## EXTRACTED RECORDS
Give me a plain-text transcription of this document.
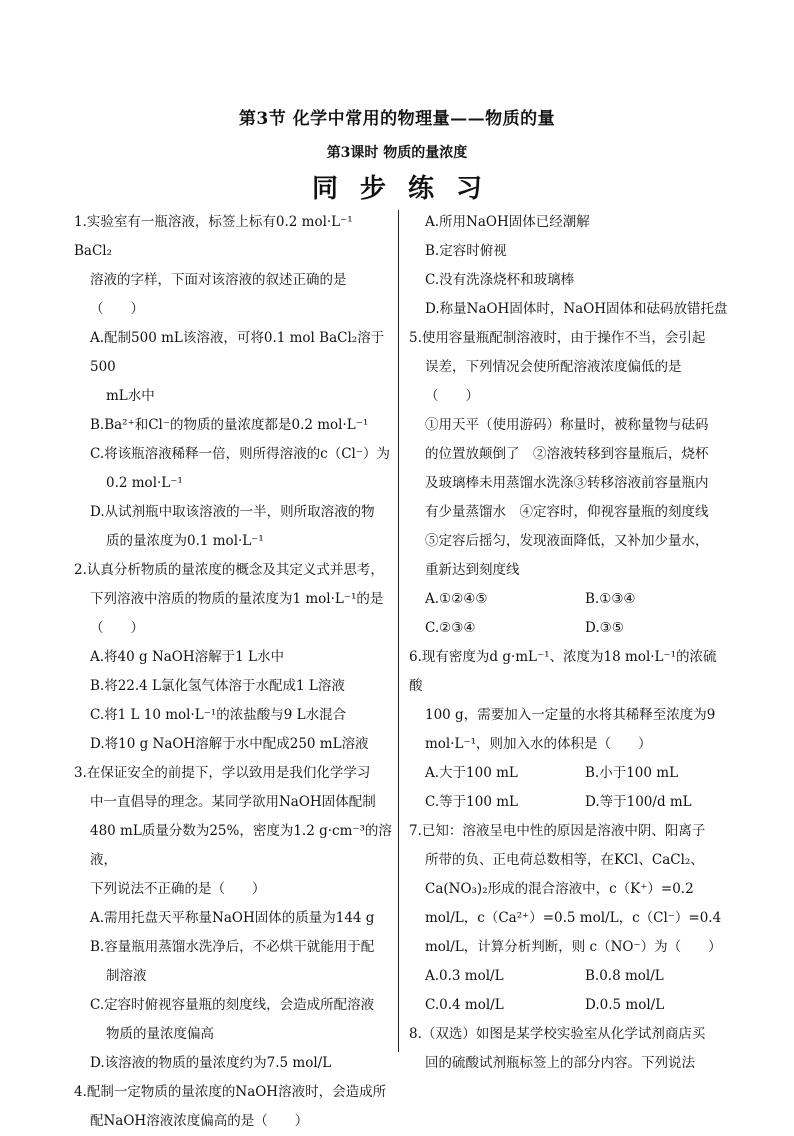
第3节 化学中常用的物理量——物质的量
第3课时 物质的量浓度
同步练习
1.实验室有一瓶溶液，标签上标有0.2 mol·L⁻¹ BaCl₂
溶液的字样，下面对该溶液的叙述正确的是
（　　）
A.配制500 mL该溶液，可将0.1 mol BaCl₂溶于500
mL水中
B.Ba²⁺和Cl⁻的物质的量浓度都是0.2 mol·L⁻¹
C.将该瓶溶液稀释一倍，则所得溶液的c（Cl⁻）为
0.2 mol·L⁻¹
D.从试剂瓶中取该溶液的一半，则所取溶液的物
质的量浓度为0.1 mol·L⁻¹
2.认真分析物质的量浓度的概念及其定义式并思考，
下列溶液中溶质的物质的量浓度为1 mol·L⁻¹的是
（　　）
A.将40 g NaOH溶解于1 L水中
B.将22.4 L氯化氢气体溶于水配成1 L溶液
C.将1 L 10 mol·L⁻¹的浓盐酸与9 L水混合
D.将10 g NaOH溶解于水中配成250 mL溶液
3.在保证安全的前提下，学以致用是我们化学学习
中一直倡导的理念。某同学欲用NaOH固体配制
480 mL质量分数为25%，密度为1.2 g·cm⁻³的溶液，
下列说法不正确的是（　　）
A.需用托盘天平称量NaOH固体的质量为144 g
B.容量瓶用蒸馏水洗净后，不必烘干就能用于配
制溶液
C.定容时俯视容量瓶的刻度线，会造成所配溶液
物质的量浓度偏高
D.该溶液的物质的量浓度约为7.5 mol/L
4.配制一定物质的量浓度的NaOH溶液时，会造成所
配NaOH溶液浓度偏高的是（　　）
A.所用NaOH固体已经潮解
B.定容时俯视
C.没有洗涤烧杯和玻璃棒
D.称量NaOH固体时，NaOH固体和砝码放错托盘
5.使用容量瓶配制溶液时，由于操作不当，会引起
误差，下列情况会使所配溶液浓度偏低的是
（　　）
①用天平（使用游码）称量时，被称量物与砝码
的位置放颠倒了　②溶液转移到容量瓶后，烧杯
及玻璃棒未用蒸馏水洗涤③转移溶液前容量瓶内
有少量蒸馏水　④定容时，仰视容量瓶的刻度线
⑤定容后摇匀，发现液面降低，又补加少量水，
重新达到刻度线
A.①②④⑤	B.①③④
C.②③④	D.③⑤
6.现有密度为d g·mL⁻¹、浓度为18 mol·L⁻¹的浓硫酸
100 g，需要加入一定量的水将其稀释至浓度为9
mol·L⁻¹，则加入水的体积是（　　）
A.大于100 mL	B.小于100 mL
C.等于100 mL	D.等于100/d mL
7.已知：溶液呈电中性的原因是溶液中阴、阳离子
所带的负、正电荷总数相等，在KCl、CaCl₂、
Ca(NO₃)₂形成的混合溶液中，c（K⁺）=0.2
mol/L，c（Ca²⁺）=0.5 mol/L，c（Cl⁻）=0.4
mol/L，计算分析判断，则 c（NO⁻）为（　　）
A.0.3 mol/L	B.0.8 mol/L
C.0.4 mol/L	D.0.5 mol/L
8.（双选）如图是某学校实验室从化学试剂商店买
回的硫酸试剂瓶标签上的部分内容。下列说法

## YOUR OBJECTIVE
Copy every record above exactly as written, but leave out the pictures.

## TASK SOLUTION
Give me a plain-text transcription of this document.
第3节 化学中常用的物理量——物质的量
第3课时 物质的量浓度
同步练习
1.实验室有一瓶溶液，标签上标有0.2 mol·L⁻¹ BaCl₂
溶液的字样，下面对该溶液的叙述正确的是
（　　）
A.配制500 mL该溶液，可将0.1 mol BaCl₂溶于500
mL水中
B.Ba²⁺和Cl⁻的物质的量浓度都是0.2 mol·L⁻¹
C.将该瓶溶液稀释一倍，则所得溶液的c（Cl⁻）为
0.2 mol·L⁻¹
D.从试剂瓶中取该溶液的一半，则所取溶液的物
质的量浓度为0.1 mol·L⁻¹
2.认真分析物质的量浓度的概念及其定义式并思考，
下列溶液中溶质的物质的量浓度为1 mol·L⁻¹的是
（　　）
A.将40 g NaOH溶解于1 L水中
B.将22.4 L氯化氢气体溶于水配成1 L溶液
C.将1 L 10 mol·L⁻¹的浓盐酸与9 L水混合
D.将10 g NaOH溶解于水中配成250 mL溶液
3.在保证安全的前提下，学以致用是我们化学学习
中一直倡导的理念。某同学欲用NaOH固体配制
480 mL质量分数为25%，密度为1.2 g·cm⁻³的溶液，
下列说法不正确的是（　　）
A.需用托盘天平称量NaOH固体的质量为144 g
B.容量瓶用蒸馏水洗净后，不必烘干就能用于配
制溶液
C.定容时俯视容量瓶的刻度线，会造成所配溶液
物质的量浓度偏高
D.该溶液的物质的量浓度约为7.5 mol/L
4.配制一定物质的量浓度的NaOH溶液时，会造成所
配NaOH溶液浓度偏高的是（　　）
A.所用NaOH固体已经潮解
B.定容时俯视
C.没有洗涤烧杯和玻璃棒
D.称量NaOH固体时，NaOH固体和砝码放错托盘
5.使用容量瓶配制溶液时，由于操作不当，会引起
误差，下列情况会使所配溶液浓度偏低的是
（　　）
①用天平（使用游码）称量时，被称量物与砝码
的位置放颠倒了　②溶液转移到容量瓶后，烧杯
及玻璃棒未用蒸馏水洗涤③转移溶液前容量瓶内
有少量蒸馏水　④定容时，仰视容量瓶的刻度线
⑤定容后摇匀，发现液面降低，又补加少量水，
重新达到刻度线
A.①②④⑤	B.①③④
C.②③④	D.③⑤
6.现有密度为d g·mL⁻¹、浓度为18 mol·L⁻¹的浓硫酸
100 g，需要加入一定量的水将其稀释至浓度为9
mol·L⁻¹，则加入水的体积是（　　）
A.大于100 mL	B.小于100 mL
C.等于100 mL	D.等于100/d mL
7.已知：溶液呈电中性的原因是溶液中阴、阳离子
所带的负、正电荷总数相等，在KCl、CaCl₂、
Ca(NO₃)₂形成的混合溶液中，c（K⁺）=0.2
mol/L，c（Ca²⁺）=0.5 mol/L，c（Cl⁻）=0.4
mol/L，计算分析判断，则 c（NO⁻）为（　　）
A.0.3 mol/L	B.0.8 mol/L
C.0.4 mol/L	D.0.5 mol/L
8.（双选）如图是某学校实验室从化学试剂商店买
回的硫酸试剂瓶标签上的部分内容。下列说法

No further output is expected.